§ **TEXTO**:
***
Foi bom, foi bonito, gostei muito…

quarta-feira, 18 de maio de 2011

AO REMINHO PELA BORDA D'ÁGUA, 59


As linhas da mão*

António Cagica Rapaz

Março de 1971. Nessa altura estas questões de natureza metafísica ainda não haviam atravessado o meu espírito. Apenas conservara recordações difusas de relatos fantasmagóricos de manifestações de almas do outro mundo e de pessoas possuídas pelo diabo, como uma velhota (analfabeta, convém referir) que respondia, em português, a perguntas que o padre João lhe fazia, em francês e inglês. E sem a menor dúvida percebia as perguntas. Quem souber que explique este mistério, eu não sei…
Tendo ouvido referências elogiosas ao professor Hórus e levado pela curiosidade, resolvi consultá-lo. Foi de manhã, na avenida João XXI, estava a cumprir o serviço militar no quartel da serra da Carregueira e a jogar no Belenenses. Estes pormenores são importantes para um correcto enquadramento e compreensão dos factos que vou narrar.
Como pretexto para a consulta, levava duas perguntas. Por um lado, de forma discreta, sem abrir o jogo, procurar descobrir se havia risco de ser mobilizado para o Ultramar. Por outro, sem revelar pormenores saber se a minha mãe iria ou não sair da casa onde morávamos.
Relativamente ao primeiro assunto, não revelei que estava na tropa, e o professor Hórus apenas sabia que eu estava no Belenenses, já que se interessava por futebol. À minha pergunta respondeu simplesmente que eu, de facto, sairia do País. Ou nos quinze dias que se seguiam ou, se não, entre Setembro e Novembro. A primeira hipótese era altamente improvável pois a tão curta distância decerto já saberia. Na realidade, nem pela tropa nem pelo futebol havia qualquer viagem em perspectiva. Ficava então, por exclusão de partes, a saída entre Setembro e Novembro, o que àquela distância parecia perfeitamente possível. Tentei saber se seria para perto ou para longe, mas só me disse que sairia do País, sem mais precisões. Por isso, não liguei importância à previsão já que, pelo futebol, era possível, em qualquer altura, ir ao estrangeiro. Só mais tarde, depois das coisas acontecerem, me lembrei do que me dissera. E, ao retomar o fio dos acontecimentos, apercebi-me de que o encadeamento foi espantoso. E tudo me foi dito de forma tranquila, sem artifícios nem encenações, com clareza e simplicidade. O professor limitou-se a perguntar o dia e a hora do meu nascimento, para depois se concentrar nas linhas da mão, onde, segundo ele, tudo está escrito, basta saber ler.
Após a consulta, fui à minha vida e não voltei a pensar no assunto, até Novembro.
***
§ **ENUNCIADO**: Transcreva do texto sobre a consulta ao professor Hórus o trecho que começa em "Como pretexto para" e vai até "casa onde morávamos.", inclusive.

[Itens de dados]
***
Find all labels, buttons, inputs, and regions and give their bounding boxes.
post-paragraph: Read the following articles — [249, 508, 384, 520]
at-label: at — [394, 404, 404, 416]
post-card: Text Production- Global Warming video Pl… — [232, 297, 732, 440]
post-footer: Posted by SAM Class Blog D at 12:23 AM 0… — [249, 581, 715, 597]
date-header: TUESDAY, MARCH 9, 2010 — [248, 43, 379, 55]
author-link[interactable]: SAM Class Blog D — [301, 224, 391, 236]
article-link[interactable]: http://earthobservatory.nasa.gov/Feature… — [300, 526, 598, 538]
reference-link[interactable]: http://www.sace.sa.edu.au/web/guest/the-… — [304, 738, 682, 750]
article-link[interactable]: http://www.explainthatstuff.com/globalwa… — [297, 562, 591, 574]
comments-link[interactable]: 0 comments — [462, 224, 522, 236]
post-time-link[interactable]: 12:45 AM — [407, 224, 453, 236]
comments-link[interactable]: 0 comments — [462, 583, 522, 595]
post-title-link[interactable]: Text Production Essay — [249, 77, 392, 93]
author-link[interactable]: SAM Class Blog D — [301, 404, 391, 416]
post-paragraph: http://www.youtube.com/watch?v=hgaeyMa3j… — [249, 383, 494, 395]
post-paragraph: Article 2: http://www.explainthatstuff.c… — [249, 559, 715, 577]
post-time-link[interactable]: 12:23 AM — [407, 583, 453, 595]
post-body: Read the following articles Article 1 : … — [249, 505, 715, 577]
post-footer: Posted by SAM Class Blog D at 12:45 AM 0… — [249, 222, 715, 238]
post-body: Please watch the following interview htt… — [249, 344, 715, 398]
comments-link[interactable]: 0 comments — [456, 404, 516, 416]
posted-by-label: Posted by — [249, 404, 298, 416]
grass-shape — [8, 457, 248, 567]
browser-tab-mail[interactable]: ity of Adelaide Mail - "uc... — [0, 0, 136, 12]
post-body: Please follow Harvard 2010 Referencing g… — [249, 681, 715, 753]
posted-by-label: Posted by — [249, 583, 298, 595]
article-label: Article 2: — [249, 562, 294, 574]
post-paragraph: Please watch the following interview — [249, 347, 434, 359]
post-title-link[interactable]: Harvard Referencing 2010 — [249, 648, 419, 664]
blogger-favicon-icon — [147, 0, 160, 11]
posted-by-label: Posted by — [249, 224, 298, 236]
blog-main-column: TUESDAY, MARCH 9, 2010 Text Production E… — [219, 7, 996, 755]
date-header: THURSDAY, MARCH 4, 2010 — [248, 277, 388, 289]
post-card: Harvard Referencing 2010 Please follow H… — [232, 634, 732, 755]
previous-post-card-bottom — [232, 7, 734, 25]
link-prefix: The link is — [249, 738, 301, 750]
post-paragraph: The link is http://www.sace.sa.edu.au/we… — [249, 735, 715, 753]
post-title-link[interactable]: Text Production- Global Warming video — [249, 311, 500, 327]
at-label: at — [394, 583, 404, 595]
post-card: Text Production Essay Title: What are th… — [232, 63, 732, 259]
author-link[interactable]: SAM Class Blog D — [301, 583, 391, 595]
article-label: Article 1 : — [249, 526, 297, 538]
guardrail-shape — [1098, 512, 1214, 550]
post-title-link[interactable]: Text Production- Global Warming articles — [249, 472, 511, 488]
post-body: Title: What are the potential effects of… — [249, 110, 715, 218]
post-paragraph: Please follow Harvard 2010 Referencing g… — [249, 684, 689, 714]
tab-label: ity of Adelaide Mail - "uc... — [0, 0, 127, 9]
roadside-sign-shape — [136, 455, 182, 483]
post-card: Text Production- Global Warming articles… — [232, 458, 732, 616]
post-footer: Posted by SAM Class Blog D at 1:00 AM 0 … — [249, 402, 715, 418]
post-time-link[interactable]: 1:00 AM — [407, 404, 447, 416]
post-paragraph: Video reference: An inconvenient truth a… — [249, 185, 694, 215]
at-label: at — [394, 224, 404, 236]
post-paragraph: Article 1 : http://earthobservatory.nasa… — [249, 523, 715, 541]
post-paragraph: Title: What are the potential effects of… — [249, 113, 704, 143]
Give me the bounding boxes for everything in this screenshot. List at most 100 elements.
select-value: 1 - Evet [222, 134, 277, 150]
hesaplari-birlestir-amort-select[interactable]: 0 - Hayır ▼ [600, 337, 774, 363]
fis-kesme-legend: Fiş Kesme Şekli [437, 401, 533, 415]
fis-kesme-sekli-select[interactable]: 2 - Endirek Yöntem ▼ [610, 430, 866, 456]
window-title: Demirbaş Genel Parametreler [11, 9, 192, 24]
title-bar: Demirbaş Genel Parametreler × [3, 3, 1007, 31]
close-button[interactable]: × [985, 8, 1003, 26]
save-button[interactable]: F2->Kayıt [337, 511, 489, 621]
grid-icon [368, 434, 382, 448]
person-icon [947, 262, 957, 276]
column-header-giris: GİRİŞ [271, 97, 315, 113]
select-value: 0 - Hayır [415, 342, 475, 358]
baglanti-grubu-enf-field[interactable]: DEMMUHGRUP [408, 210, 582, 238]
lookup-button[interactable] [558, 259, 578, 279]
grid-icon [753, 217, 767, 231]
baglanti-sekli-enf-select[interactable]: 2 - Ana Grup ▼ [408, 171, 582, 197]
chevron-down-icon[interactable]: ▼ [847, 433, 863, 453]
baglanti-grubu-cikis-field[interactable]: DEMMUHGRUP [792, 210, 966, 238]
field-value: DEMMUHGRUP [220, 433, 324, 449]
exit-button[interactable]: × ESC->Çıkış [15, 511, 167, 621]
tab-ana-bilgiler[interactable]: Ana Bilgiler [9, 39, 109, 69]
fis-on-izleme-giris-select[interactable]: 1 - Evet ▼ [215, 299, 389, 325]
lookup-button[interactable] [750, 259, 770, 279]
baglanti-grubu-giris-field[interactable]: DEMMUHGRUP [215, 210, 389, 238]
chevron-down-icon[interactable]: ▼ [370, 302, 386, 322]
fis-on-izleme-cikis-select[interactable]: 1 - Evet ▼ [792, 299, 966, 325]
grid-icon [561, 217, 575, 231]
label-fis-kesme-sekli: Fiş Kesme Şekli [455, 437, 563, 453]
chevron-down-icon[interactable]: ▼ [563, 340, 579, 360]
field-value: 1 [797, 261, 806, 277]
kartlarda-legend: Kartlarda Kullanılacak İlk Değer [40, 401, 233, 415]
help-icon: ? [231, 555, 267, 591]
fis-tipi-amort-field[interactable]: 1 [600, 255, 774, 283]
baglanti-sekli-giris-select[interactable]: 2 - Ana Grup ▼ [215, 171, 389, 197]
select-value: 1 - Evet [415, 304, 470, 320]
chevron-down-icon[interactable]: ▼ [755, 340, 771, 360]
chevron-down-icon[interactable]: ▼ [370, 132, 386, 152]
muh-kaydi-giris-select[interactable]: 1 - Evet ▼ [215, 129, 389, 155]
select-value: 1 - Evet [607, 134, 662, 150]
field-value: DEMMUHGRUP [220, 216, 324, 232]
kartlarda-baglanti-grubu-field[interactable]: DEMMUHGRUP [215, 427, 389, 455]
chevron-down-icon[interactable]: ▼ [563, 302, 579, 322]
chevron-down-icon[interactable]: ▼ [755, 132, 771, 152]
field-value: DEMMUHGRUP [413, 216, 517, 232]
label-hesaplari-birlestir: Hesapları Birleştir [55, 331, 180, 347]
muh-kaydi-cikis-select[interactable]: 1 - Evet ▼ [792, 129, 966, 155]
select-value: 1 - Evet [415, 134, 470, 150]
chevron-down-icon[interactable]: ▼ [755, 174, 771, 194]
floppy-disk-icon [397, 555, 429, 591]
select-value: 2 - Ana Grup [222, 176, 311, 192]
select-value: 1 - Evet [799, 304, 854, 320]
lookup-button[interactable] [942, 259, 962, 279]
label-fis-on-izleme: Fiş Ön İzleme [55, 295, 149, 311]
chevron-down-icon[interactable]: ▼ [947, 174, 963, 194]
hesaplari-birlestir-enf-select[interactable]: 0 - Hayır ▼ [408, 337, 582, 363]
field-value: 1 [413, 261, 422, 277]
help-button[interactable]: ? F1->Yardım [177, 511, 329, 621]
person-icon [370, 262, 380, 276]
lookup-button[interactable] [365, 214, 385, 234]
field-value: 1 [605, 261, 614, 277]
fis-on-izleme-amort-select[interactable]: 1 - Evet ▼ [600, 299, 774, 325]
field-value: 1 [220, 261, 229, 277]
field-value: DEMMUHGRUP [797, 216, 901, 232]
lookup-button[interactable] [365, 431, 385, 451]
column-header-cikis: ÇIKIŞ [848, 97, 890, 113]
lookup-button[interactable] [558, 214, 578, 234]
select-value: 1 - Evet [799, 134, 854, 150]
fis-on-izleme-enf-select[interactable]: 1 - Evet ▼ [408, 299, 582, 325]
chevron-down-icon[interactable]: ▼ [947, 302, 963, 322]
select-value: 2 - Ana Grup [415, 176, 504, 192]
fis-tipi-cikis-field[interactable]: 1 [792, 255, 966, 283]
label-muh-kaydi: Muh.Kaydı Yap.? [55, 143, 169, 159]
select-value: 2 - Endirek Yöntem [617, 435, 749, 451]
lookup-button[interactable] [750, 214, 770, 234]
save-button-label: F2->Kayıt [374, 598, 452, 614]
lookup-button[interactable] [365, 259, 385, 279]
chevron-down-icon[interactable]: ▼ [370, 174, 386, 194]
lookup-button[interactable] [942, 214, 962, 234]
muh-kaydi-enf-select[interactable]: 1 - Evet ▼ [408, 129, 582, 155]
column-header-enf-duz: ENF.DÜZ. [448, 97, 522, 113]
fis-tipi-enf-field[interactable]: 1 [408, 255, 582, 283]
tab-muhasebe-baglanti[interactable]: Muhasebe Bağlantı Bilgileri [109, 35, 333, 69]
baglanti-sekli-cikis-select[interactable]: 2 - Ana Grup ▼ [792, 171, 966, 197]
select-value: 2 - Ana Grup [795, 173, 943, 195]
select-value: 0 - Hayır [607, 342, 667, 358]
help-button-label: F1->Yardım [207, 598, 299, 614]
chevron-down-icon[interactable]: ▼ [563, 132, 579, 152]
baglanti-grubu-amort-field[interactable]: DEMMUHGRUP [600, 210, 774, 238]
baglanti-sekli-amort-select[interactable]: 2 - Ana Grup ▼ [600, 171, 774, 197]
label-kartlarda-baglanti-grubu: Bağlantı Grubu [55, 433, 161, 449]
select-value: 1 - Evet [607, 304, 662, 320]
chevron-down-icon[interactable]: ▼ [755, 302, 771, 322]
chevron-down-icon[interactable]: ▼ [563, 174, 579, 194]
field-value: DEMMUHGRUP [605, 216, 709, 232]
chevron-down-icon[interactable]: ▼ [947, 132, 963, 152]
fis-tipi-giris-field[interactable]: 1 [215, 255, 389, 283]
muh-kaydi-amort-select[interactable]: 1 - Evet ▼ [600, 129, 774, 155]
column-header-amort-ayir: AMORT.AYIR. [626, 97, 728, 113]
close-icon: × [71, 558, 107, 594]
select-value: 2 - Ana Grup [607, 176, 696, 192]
***
§ **RESPOSTA**:
Como pretexto para a consulta, levava duas perguntas. Por um lado, de forma discreta, sem abrir o jogo, procurar descobrir se havia risco de ser mobilizado para o Ultramar. Por outro, sem revelar pormenores saber se a minha mãe iria ou não sair da casa onde morávamos.